EXERCISE INSTRUCTIONS
Out of the lines below, please list those that hold the string "Give".

LISTED RECORDS
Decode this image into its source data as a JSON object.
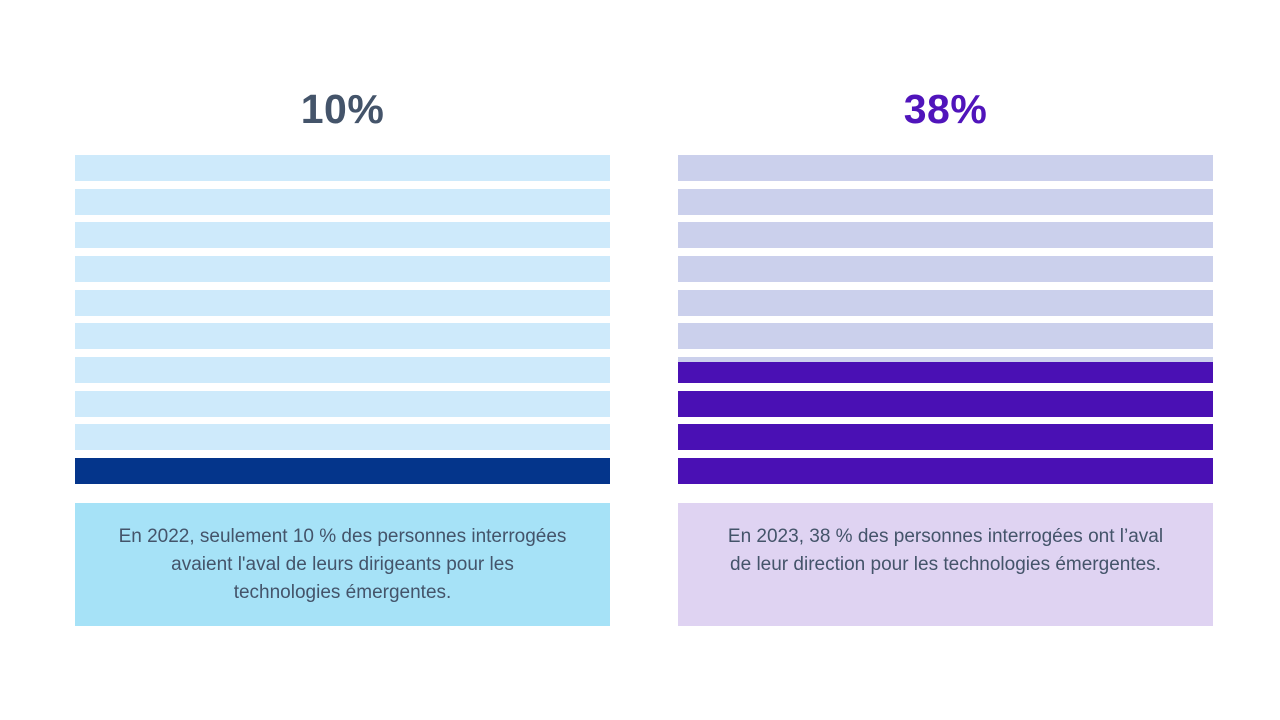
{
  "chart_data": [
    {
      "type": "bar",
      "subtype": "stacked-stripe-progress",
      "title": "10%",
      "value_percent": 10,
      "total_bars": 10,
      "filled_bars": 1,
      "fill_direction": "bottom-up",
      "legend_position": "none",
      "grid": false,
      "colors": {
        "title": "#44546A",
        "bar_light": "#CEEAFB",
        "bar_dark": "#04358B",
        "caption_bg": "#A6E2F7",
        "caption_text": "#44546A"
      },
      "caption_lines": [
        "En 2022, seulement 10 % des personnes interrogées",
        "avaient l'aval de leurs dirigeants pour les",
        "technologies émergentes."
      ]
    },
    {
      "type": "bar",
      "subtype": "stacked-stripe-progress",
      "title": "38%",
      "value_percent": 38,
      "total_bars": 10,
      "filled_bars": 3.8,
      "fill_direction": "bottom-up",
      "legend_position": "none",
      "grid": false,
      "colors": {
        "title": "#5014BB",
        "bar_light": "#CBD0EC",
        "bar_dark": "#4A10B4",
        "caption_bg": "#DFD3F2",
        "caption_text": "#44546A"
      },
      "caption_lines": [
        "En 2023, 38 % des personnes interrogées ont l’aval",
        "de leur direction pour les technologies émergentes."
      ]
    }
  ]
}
---
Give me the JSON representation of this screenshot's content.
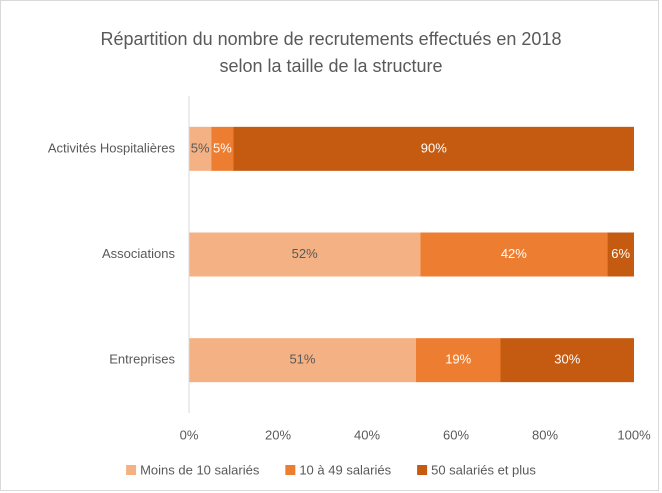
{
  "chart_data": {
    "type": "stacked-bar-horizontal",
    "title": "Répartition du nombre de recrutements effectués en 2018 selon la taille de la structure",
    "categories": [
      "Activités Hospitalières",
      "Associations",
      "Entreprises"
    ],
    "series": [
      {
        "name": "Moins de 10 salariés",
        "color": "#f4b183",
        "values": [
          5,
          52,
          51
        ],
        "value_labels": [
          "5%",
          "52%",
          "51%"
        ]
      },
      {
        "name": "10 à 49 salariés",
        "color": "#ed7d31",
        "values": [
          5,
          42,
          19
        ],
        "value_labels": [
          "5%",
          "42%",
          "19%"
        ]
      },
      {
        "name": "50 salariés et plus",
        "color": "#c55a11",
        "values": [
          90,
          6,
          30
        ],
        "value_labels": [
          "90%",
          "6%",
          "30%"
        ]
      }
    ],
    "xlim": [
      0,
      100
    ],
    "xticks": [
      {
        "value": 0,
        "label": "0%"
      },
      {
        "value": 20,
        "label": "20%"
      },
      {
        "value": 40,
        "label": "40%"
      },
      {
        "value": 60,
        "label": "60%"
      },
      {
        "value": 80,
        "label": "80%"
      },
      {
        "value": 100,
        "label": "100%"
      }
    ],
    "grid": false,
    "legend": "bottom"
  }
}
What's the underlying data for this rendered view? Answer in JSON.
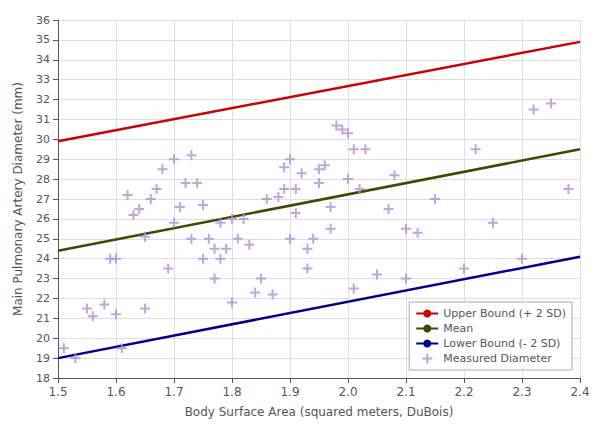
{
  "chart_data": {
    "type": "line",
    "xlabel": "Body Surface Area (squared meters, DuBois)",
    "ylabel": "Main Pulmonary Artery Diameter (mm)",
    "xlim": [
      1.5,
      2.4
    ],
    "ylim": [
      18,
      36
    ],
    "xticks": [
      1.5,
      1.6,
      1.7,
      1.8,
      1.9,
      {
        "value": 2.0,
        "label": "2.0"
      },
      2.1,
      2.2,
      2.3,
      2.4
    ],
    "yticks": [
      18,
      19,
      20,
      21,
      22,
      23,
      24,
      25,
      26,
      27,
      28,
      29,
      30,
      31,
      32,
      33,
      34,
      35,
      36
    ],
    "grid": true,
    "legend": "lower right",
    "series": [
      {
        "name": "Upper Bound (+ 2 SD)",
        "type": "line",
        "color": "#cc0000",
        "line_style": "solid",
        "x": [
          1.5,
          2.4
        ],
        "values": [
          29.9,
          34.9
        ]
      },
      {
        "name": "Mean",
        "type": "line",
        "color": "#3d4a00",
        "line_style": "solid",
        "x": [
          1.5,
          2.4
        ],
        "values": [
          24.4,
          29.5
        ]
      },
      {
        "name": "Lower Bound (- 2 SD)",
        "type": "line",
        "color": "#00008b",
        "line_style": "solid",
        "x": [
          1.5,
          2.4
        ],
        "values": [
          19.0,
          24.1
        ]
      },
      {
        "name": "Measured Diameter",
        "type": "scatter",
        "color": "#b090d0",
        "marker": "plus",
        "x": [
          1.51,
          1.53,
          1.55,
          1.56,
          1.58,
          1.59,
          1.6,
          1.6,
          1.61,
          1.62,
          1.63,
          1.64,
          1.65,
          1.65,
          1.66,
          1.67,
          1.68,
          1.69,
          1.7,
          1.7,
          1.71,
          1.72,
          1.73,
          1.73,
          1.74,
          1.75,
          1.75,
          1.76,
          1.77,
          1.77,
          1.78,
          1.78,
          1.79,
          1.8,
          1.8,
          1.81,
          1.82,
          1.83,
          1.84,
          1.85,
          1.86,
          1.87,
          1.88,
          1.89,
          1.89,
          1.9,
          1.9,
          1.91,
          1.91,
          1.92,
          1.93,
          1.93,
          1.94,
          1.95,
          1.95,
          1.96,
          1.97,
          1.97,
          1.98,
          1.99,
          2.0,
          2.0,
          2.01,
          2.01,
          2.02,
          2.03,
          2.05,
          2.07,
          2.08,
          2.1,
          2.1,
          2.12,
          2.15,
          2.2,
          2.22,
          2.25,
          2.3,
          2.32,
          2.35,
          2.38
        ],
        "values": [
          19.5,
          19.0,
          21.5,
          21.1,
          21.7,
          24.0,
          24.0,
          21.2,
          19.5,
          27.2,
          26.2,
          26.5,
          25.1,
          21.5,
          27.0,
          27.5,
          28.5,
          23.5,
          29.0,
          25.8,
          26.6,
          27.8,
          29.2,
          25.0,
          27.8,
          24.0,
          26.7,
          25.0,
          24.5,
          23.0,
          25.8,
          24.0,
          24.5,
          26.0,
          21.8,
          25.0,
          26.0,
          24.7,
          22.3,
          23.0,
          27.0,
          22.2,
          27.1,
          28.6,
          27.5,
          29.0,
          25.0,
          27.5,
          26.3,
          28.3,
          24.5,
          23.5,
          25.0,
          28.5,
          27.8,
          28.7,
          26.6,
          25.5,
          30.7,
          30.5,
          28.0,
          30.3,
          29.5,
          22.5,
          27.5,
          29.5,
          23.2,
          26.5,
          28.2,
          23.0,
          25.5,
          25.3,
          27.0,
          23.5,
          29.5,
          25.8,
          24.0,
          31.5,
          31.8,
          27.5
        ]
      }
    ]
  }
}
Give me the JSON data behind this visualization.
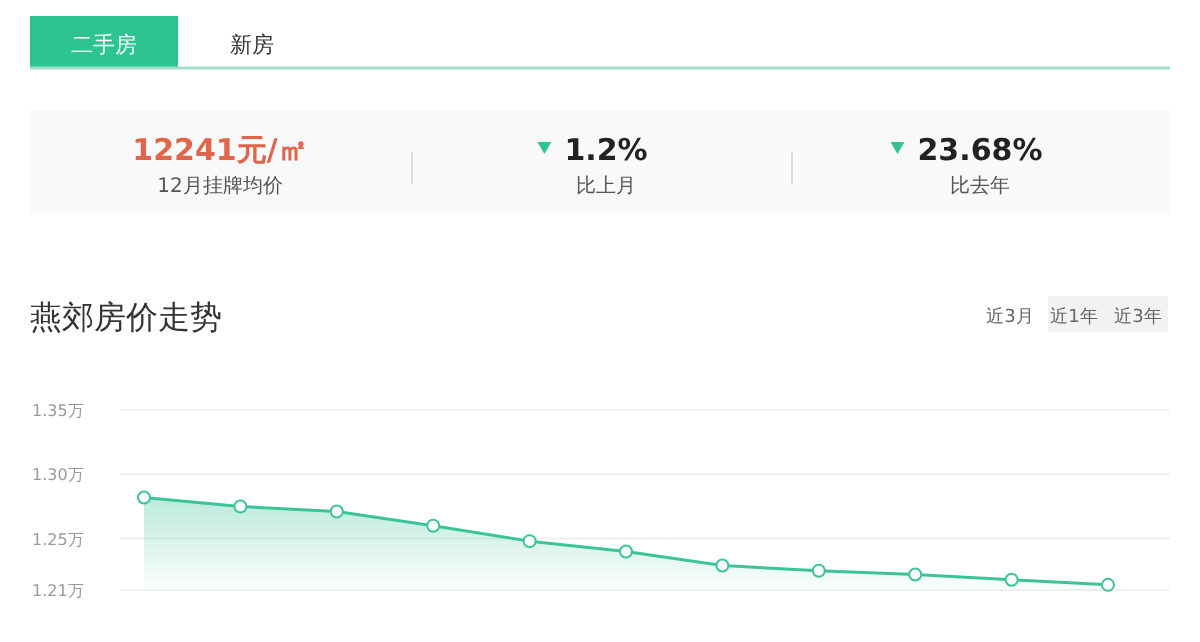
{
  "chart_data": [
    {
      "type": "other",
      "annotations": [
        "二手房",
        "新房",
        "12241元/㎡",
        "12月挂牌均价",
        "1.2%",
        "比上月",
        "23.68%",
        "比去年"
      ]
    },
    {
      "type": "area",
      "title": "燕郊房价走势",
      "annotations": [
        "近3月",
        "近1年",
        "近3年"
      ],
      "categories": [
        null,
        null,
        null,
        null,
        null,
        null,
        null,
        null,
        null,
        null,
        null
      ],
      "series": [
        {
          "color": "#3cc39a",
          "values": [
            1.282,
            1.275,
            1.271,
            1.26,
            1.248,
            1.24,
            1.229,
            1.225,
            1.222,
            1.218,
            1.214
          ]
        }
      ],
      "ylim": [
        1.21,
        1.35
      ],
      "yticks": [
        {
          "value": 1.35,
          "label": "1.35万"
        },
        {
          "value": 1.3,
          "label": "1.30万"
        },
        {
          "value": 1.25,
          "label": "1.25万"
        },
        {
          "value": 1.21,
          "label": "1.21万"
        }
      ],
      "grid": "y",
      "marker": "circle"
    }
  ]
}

IN RESPONSE
Give me the JSON representation of this screenshot's content.
Give me the JSON data behind this visualization.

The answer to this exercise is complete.